++++ Records ++++

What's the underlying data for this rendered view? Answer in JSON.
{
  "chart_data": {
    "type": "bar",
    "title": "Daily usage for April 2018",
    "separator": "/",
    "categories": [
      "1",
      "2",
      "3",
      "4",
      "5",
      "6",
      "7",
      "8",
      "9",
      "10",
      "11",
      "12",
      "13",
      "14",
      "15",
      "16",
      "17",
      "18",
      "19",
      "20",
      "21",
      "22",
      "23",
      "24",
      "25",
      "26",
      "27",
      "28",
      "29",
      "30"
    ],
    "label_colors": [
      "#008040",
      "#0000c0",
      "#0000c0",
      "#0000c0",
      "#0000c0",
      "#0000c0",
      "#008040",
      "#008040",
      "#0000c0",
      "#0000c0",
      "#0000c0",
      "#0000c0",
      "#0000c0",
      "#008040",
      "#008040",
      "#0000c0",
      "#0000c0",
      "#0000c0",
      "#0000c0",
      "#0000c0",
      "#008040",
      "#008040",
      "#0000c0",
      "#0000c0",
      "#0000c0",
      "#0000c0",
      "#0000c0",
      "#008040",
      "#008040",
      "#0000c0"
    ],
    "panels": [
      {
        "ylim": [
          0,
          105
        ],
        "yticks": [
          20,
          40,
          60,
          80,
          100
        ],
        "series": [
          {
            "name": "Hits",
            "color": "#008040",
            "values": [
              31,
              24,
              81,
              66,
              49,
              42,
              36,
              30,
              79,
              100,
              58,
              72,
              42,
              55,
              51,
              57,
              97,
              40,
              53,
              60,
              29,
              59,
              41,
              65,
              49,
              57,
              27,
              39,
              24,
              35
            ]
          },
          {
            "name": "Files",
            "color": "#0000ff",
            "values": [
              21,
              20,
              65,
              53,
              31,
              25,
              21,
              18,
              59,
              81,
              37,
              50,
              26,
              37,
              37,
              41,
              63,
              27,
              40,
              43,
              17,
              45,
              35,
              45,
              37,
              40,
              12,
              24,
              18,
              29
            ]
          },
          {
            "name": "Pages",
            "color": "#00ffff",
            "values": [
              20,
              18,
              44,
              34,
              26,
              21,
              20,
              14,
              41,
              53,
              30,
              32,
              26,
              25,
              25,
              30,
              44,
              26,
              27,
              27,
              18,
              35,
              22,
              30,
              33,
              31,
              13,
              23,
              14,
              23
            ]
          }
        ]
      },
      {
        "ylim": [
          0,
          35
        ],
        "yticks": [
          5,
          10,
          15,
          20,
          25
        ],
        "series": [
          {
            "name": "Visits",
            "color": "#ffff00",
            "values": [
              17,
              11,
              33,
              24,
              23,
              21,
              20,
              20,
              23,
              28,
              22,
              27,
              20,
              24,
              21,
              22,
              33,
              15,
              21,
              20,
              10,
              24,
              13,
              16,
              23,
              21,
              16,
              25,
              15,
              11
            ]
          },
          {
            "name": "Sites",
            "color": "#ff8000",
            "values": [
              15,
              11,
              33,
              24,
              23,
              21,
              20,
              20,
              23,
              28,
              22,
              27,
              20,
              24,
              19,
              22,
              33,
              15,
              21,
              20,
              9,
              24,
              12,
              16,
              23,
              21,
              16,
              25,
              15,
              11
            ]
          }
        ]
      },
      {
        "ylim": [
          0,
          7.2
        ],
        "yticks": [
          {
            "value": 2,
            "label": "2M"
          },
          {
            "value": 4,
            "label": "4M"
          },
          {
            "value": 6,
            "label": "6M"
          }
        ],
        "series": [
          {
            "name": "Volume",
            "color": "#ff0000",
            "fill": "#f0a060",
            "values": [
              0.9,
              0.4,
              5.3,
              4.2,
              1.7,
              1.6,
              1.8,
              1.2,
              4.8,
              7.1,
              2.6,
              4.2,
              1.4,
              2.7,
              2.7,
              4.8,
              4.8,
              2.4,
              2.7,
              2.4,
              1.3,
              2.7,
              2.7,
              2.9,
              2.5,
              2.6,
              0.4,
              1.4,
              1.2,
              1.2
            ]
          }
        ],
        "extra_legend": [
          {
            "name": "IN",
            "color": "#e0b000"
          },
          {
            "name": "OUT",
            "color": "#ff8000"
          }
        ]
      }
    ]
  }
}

++++

Your task is to transcribe the material exactly.

▸ Exercise output:
What's the underlying data for this rendered view? Answer in JSON.
{
  "chart_data": {
    "type": "bar",
    "title": "Daily usage for April 2018",
    "separator": "/",
    "categories": [
      "1",
      "2",
      "3",
      "4",
      "5",
      "6",
      "7",
      "8",
      "9",
      "10",
      "11",
      "12",
      "13",
      "14",
      "15",
      "16",
      "17",
      "18",
      "19",
      "20",
      "21",
      "22",
      "23",
      "24",
      "25",
      "26",
      "27",
      "28",
      "29",
      "30"
    ],
    "label_colors": [
      "#008040",
      "#0000c0",
      "#0000c0",
      "#0000c0",
      "#0000c0",
      "#0000c0",
      "#008040",
      "#008040",
      "#0000c0",
      "#0000c0",
      "#0000c0",
      "#0000c0",
      "#0000c0",
      "#008040",
      "#008040",
      "#0000c0",
      "#0000c0",
      "#0000c0",
      "#0000c0",
      "#0000c0",
      "#008040",
      "#008040",
      "#0000c0",
      "#0000c0",
      "#0000c0",
      "#0000c0",
      "#0000c0",
      "#008040",
      "#008040",
      "#0000c0"
    ],
    "panels": [
      {
        "ylim": [
          0,
          105
        ],
        "yticks": [
          20,
          40,
          60,
          80,
          100
        ],
        "series": [
          {
            "name": "Hits",
            "color": "#008040",
            "values": [
              31,
              24,
              81,
              66,
              49,
              42,
              36,
              30,
              79,
              100,
              58,
              72,
              42,
              55,
              51,
              57,
              97,
              40,
              53,
              60,
              29,
              59,
              41,
              65,
              49,
              57,
              27,
              39,
              24,
              35
            ]
          },
          {
            "name": "Files",
            "color": "#0000ff",
            "values": [
              21,
              20,
              65,
              53,
              31,
              25,
              21,
              18,
              59,
              81,
              37,
              50,
              26,
              37,
              37,
              41,
              63,
              27,
              40,
              43,
              17,
              45,
              35,
              45,
              37,
              40,
              12,
              24,
              18,
              29
            ]
          },
          {
            "name": "Pages",
            "color": "#00ffff",
            "values": [
              20,
              18,
              44,
              34,
              26,
              21,
              20,
              14,
              41,
              53,
              30,
              32,
              26,
              25,
              25,
              30,
              44,
              26,
              27,
              27,
              18,
              35,
              22,
              30,
              33,
              31,
              13,
              23,
              14,
              23
            ]
          }
        ]
      },
      {
        "ylim": [
          0,
          35
        ],
        "yticks": [
          5,
          10,
          15,
          20,
          25
        ],
        "series": [
          {
            "name": "Visits",
            "color": "#ffff00",
            "values": [
              17,
              11,
              33,
              24,
              23,
              21,
              20,
              20,
              23,
              28,
              22,
              27,
              20,
              24,
              21,
              22,
              33,
              15,
              21,
              20,
              10,
              24,
              13,
              16,
              23,
              21,
              16,
              25,
              15,
              11
            ]
          },
          {
            "name": "Sites",
            "color": "#ff8000",
            "values": [
              15,
              11,
              33,
              24,
              23,
              21,
              20,
              20,
              23,
              28,
              22,
              27,
              20,
              24,
              19,
              22,
              33,
              15,
              21,
              20,
              9,
              24,
              12,
              16,
              23,
              21,
              16,
              25,
              15,
              11
            ]
          }
        ]
      },
      {
        "ylim": [
          0,
          7.2
        ],
        "yticks": [
          {
            "value": 2,
            "label": "2M"
          },
          {
            "value": 4,
            "label": "4M"
          },
          {
            "value": 6,
            "label": "6M"
          }
        ],
        "series": [
          {
            "name": "Volume",
            "color": "#ff0000",
            "fill": "#f0a060",
            "values": [
              0.9,
              0.4,
              5.3,
              4.2,
              1.7,
              1.6,
              1.8,
              1.2,
              4.8,
              7.1,
              2.6,
              4.2,
              1.4,
              2.7,
              2.7,
              4.8,
              4.8,
              2.4,
              2.7,
              2.4,
              1.3,
              2.7,
              2.7,
              2.9,
              2.5,
              2.6,
              0.4,
              1.4,
              1.2,
              1.2
            ]
          }
        ],
        "extra_legend": [
          {
            "name": "IN",
            "color": "#e0b000"
          },
          {
            "name": "OUT",
            "color": "#ff8000"
          }
        ]
      }
    ]
  }
}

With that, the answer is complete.